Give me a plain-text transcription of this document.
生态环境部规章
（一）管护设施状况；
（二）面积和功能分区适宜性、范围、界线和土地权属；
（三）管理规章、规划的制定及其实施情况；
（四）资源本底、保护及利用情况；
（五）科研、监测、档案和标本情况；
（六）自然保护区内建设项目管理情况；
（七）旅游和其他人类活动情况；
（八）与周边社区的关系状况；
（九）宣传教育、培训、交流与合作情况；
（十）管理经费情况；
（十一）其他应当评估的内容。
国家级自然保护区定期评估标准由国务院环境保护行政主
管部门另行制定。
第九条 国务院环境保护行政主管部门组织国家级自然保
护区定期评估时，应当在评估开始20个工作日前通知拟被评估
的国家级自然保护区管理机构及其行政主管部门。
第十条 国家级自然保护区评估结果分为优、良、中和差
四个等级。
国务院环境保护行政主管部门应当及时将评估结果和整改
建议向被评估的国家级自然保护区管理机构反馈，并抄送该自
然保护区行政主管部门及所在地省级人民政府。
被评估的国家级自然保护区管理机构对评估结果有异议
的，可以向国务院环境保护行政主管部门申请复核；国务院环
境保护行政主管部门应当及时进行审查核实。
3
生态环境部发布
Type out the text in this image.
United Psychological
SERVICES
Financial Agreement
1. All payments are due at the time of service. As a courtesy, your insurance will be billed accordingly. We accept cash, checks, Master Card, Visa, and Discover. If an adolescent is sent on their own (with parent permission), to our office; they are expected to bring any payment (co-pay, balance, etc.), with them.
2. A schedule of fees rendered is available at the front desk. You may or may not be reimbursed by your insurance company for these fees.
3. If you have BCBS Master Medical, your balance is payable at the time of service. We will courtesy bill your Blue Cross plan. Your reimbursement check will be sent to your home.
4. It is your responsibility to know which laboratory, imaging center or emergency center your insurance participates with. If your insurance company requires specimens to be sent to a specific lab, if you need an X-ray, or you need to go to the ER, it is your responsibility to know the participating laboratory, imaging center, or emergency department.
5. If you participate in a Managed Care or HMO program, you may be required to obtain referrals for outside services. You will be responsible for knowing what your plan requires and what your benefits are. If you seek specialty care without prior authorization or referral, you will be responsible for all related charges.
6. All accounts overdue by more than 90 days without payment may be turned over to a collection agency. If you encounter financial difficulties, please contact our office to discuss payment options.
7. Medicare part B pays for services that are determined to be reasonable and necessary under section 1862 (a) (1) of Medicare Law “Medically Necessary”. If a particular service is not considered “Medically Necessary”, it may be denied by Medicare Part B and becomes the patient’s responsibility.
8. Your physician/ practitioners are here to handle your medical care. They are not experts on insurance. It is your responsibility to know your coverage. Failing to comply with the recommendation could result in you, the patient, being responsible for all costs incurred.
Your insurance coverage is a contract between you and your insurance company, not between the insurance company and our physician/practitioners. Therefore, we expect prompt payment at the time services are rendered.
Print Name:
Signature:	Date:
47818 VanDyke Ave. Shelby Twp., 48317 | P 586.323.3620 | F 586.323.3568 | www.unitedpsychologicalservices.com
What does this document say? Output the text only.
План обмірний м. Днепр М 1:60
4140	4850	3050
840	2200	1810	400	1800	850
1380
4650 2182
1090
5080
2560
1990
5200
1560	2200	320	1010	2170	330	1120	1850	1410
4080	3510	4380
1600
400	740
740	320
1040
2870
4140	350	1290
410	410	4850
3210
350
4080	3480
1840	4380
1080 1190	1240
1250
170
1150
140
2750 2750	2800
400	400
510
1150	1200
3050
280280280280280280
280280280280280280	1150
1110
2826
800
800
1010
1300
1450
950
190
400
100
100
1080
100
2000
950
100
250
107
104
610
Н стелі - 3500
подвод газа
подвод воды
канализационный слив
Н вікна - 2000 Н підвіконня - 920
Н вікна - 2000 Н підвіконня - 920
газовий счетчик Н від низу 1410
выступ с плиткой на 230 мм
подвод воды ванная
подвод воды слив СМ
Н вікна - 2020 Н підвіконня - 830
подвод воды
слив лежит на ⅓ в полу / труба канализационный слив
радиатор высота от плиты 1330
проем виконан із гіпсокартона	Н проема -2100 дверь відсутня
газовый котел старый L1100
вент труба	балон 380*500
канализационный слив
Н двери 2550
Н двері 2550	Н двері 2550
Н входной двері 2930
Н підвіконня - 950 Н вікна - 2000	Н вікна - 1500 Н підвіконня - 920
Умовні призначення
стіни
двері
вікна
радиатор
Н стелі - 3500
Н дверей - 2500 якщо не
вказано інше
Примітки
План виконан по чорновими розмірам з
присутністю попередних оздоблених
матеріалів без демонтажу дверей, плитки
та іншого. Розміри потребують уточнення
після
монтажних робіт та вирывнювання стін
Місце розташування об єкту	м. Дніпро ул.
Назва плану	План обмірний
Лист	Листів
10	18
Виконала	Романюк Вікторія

### Do this
Please give back all of the records exactly as written.

### Answer for this exercise
Give me a plain-text transcription of this document.
生态环境部规章
（一）管护设施状况；
（二）面积和功能分区适宜性、范围、界线和土地权属；
（三）管理规章、规划的制定及其实施情况；
（四）资源本底、保护及利用情况；
（五）科研、监测、档案和标本情况；
（六）自然保护区内建设项目管理情况；
（七）旅游和其他人类活动情况；
（八）与周边社区的关系状况；
（九）宣传教育、培训、交流与合作情况；
（十）管理经费情况；
（十一）其他应当评估的内容。
国家级自然保护区定期评估标准由国务院环境保护行政主
管部门另行制定。
第九条 国务院环境保护行政主管部门组织国家级自然保
护区定期评估时，应当在评估开始20个工作日前通知拟被评估
的国家级自然保护区管理机构及其行政主管部门。
第十条 国家级自然保护区评估结果分为优、良、中和差
四个等级。
国务院环境保护行政主管部门应当及时将评估结果和整改
建议向被评估的国家级自然保护区管理机构反馈，并抄送该自
然保护区行政主管部门及所在地省级人民政府。
被评估的国家级自然保护区管理机构对评估结果有异议
的，可以向国务院环境保护行政主管部门申请复核；国务院环
境保护行政主管部门应当及时进行审查核实。
3
生态环境部发布
Type out the text in this image.
United Psychological
SERVICES
Financial Agreement
1. All payments are due at the time of service. As a courtesy, your insurance will be billed accordingly. We accept cash, checks, Master Card, Visa, and Discover. If an adolescent is sent on their own (with parent permission), to our office; they are expected to bring any payment (co-pay, balance, etc.), with them.
2. A schedule of fees rendered is available at the front desk. You may or may not be reimbursed by your insurance company for these fees.
3. If you have BCBS Master Medical, your balance is payable at the time of service. We will courtesy bill your Blue Cross plan. Your reimbursement check will be sent to your home.
4. It is your responsibility to know which laboratory, imaging center or emergency center your insurance participates with. If your insurance company requires specimens to be sent to a specific lab, if you need an X-ray, or you need to go to the ER, it is your responsibility to know the participating laboratory, imaging center, or emergency department.
5. If you participate in a Managed Care or HMO program, you may be required to obtain referrals for outside services. You will be responsible for knowing what your plan requires and what your benefits are. If you seek specialty care without prior authorization or referral, you will be responsible for all related charges.
6. All accounts overdue by more than 90 days without payment may be turned over to a collection agency. If you encounter financial difficulties, please contact our office to discuss payment options.
7. Medicare part B pays for services that are determined to be reasonable and necessary under section 1862 (a) (1) of Medicare Law “Medically Necessary”. If a particular service is not considered “Medically Necessary”, it may be denied by Medicare Part B and becomes the patient’s responsibility.
8. Your physician/ practitioners are here to handle your medical care. They are not experts on insurance. It is your responsibility to know your coverage. Failing to comply with the recommendation could result in you, the patient, being responsible for all costs incurred.
Your insurance coverage is a contract between you and your insurance company, not between the insurance company and our physician/practitioners. Therefore, we expect prompt payment at the time services are rendered.
Print Name:
Signature:	Date:
47818 VanDyke Ave. Shelby Twp., 48317 | P 586.323.3620 | F 586.323.3568 | www.unitedpsychologicalservices.com
What does this document say? Output the text only.
План обмірний м. Днепр М 1:60
4140	4850	3050
840	2200	1810	400	1800	850
1380
4650 2182
1090
5080
2560
1990
5200
1560	2200	320	1010	2170	330	1120	1850	1410
4080	3510	4380
1600
400	740
740	320
1040
2870
4140	350	1290
410	410	4850
3210
350
4080	3480
1840	4380
1080 1190	1240
1250
170
1150
140
2750 2750	2800
400	400
510
1150	1200
3050
280280280280280280
280280280280280280	1150
1110
2826
800
800
1010
1300
1450
950
190
400
100
100
1080
100
2000
950
100
250
107
104
610
Н стелі - 3500
подвод газа
подвод воды
канализационный слив
Н вікна - 2000 Н підвіконня - 920
Н вікна - 2000 Н підвіконня - 920
газовий счетчик Н від низу 1410
выступ с плиткой на 230 мм
подвод воды ванная
подвод воды слив СМ
Н вікна - 2020 Н підвіконня - 830
подвод воды
слив лежит на ⅓ в полу / труба канализационный слив
радиатор высота от плиты 1330
проем виконан із гіпсокартона	Н проема -2100 дверь відсутня
газовый котел старый L1100
вент труба	балон 380*500
канализационный слив
Н двери 2550
Н двері 2550	Н двері 2550
Н входной двері 2930
Н підвіконня - 950 Н вікна - 2000	Н вікна - 1500 Н підвіконня - 920
Умовні призначення
стіни
двері
вікна
радиатор
Н стелі - 3500
Н дверей - 2500 якщо не
вказано інше
Примітки
План виконан по чорновими розмірам з
присутністю попередних оздоблених
матеріалів без демонтажу дверей, плитки
та іншого. Розміри потребують уточнення
після
монтажних робіт та вирывнювання стін
Місце розташування об єкту	м. Дніпро ул.
Назва плану	План обмірний
Лист	Листів
10	18
Виконала	Романюк Вікторія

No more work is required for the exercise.